Data shown →
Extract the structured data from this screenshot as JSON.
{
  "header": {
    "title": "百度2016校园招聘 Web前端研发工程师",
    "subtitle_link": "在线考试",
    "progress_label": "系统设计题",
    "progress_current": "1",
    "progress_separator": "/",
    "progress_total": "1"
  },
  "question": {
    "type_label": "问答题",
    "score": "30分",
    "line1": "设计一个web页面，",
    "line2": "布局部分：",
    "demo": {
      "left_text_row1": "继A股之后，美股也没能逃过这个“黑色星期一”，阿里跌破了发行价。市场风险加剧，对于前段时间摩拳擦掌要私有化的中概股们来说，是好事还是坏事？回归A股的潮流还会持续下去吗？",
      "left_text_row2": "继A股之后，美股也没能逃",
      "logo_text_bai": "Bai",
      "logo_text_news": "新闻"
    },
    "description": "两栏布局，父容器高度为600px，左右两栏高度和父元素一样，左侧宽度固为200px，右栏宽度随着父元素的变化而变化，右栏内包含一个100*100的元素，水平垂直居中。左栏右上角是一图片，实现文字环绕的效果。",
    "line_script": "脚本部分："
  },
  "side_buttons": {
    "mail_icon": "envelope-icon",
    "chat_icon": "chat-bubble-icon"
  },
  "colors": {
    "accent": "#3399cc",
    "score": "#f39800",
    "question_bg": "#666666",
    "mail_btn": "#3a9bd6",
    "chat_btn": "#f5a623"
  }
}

...

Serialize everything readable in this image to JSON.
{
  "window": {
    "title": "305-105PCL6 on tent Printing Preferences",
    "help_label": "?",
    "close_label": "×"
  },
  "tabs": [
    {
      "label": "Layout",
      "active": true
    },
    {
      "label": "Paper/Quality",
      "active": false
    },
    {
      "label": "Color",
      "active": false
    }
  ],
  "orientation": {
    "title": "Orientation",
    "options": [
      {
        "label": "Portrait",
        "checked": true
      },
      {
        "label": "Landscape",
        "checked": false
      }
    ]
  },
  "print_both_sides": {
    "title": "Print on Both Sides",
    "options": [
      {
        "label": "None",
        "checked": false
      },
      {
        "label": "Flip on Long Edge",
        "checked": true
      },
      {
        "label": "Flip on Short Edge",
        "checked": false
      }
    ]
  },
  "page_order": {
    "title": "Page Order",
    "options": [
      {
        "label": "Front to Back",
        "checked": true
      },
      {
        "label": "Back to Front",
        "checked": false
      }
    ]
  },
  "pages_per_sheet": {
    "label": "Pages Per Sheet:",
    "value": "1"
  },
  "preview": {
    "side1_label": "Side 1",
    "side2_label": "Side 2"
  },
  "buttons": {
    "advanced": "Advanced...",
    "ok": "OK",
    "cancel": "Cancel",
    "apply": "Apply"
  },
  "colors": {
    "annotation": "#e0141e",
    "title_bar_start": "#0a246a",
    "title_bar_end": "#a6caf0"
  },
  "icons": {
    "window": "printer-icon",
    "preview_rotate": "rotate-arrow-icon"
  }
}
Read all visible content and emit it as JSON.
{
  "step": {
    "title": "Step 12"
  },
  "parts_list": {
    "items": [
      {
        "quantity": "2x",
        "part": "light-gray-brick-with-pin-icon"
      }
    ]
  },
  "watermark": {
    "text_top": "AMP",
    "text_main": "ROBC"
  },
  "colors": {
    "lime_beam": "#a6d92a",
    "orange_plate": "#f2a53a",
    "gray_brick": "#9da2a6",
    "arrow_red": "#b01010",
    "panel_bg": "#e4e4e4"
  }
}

--

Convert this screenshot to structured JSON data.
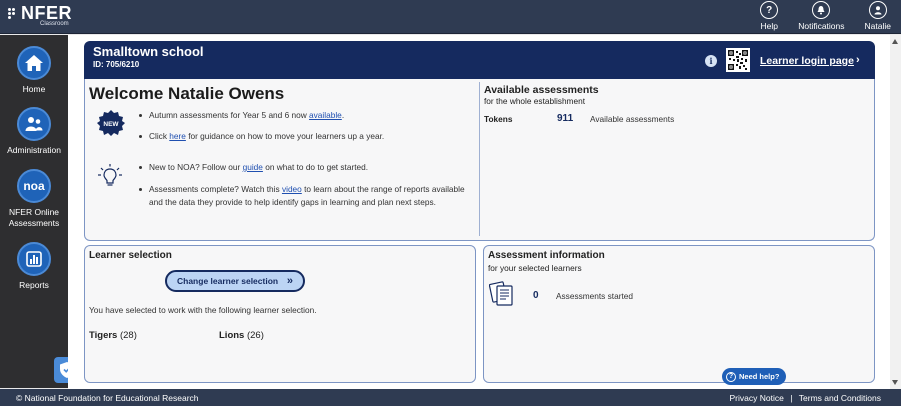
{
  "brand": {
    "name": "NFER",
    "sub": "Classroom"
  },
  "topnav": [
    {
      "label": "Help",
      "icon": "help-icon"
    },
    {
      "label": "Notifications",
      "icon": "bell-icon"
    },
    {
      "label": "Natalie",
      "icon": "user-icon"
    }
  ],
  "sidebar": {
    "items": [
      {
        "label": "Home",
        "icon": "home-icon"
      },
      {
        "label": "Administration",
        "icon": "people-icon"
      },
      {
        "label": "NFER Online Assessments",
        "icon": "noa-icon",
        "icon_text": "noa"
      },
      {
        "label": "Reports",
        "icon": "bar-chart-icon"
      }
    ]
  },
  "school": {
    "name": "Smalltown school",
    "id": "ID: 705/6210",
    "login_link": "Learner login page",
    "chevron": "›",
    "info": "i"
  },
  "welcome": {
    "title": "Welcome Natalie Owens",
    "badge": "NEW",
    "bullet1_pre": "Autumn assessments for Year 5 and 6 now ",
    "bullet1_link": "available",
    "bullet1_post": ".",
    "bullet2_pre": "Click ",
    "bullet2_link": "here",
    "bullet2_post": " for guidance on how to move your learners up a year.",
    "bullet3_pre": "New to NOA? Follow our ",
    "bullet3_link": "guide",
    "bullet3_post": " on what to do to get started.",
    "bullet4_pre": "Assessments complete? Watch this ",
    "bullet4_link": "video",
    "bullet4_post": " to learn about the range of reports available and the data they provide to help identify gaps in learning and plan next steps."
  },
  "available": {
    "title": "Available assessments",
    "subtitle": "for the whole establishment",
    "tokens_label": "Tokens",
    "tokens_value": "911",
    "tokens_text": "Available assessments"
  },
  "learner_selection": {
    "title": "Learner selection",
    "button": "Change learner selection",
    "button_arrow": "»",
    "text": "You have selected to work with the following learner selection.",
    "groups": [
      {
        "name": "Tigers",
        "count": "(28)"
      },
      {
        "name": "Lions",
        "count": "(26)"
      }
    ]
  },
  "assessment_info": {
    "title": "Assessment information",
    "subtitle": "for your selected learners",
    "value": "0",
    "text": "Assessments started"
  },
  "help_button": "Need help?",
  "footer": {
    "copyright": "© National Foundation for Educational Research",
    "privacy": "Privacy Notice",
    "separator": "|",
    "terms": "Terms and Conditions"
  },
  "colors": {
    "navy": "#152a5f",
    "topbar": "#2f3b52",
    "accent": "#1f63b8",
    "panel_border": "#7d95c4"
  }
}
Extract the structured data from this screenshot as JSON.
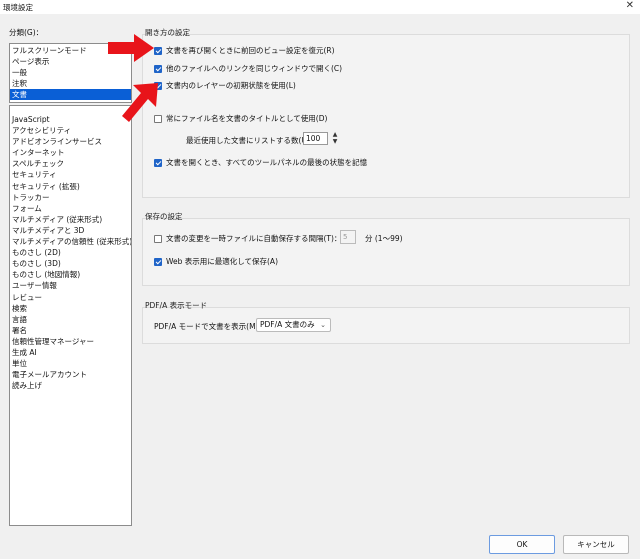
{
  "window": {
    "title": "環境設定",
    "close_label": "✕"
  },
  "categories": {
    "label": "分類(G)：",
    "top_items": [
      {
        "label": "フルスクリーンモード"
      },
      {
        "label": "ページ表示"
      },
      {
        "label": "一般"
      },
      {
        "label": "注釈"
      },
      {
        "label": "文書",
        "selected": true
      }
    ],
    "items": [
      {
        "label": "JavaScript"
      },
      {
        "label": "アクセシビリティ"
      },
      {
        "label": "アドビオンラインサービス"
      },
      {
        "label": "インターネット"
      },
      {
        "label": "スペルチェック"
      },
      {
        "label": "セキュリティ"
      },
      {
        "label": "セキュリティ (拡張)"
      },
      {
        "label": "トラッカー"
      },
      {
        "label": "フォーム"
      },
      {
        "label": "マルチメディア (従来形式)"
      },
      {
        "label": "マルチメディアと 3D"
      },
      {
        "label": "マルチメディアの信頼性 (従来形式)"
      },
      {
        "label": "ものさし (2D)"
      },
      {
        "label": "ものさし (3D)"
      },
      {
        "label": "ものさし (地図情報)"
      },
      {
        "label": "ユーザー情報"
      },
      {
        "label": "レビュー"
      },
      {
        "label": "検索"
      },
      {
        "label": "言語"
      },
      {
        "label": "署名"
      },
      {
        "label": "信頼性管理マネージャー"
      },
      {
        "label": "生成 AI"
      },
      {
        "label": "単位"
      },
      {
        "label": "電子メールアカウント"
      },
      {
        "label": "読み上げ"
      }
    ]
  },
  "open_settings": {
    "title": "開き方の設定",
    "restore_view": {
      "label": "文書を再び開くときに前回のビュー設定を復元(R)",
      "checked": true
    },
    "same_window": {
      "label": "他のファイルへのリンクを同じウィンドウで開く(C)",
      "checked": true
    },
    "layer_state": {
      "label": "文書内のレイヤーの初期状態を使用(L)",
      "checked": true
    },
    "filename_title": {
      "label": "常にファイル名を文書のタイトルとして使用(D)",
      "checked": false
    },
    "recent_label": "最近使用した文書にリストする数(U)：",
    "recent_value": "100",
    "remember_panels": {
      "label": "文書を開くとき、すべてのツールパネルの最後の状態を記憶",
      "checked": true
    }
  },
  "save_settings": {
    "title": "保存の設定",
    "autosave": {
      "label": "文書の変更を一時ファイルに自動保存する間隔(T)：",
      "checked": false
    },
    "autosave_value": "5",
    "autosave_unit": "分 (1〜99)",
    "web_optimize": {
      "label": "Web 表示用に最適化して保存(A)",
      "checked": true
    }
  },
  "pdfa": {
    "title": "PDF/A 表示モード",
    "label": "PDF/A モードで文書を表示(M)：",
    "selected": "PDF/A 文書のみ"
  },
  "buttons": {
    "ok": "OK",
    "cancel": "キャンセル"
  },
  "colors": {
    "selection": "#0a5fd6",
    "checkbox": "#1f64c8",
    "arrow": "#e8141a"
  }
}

What to work on →
Pull out all lines in the data above that include "従来形式".

Written response →
        "label": "マルチメディア (従来形式)"
        "label": "マルチメディアの信頼性 (従来形式)"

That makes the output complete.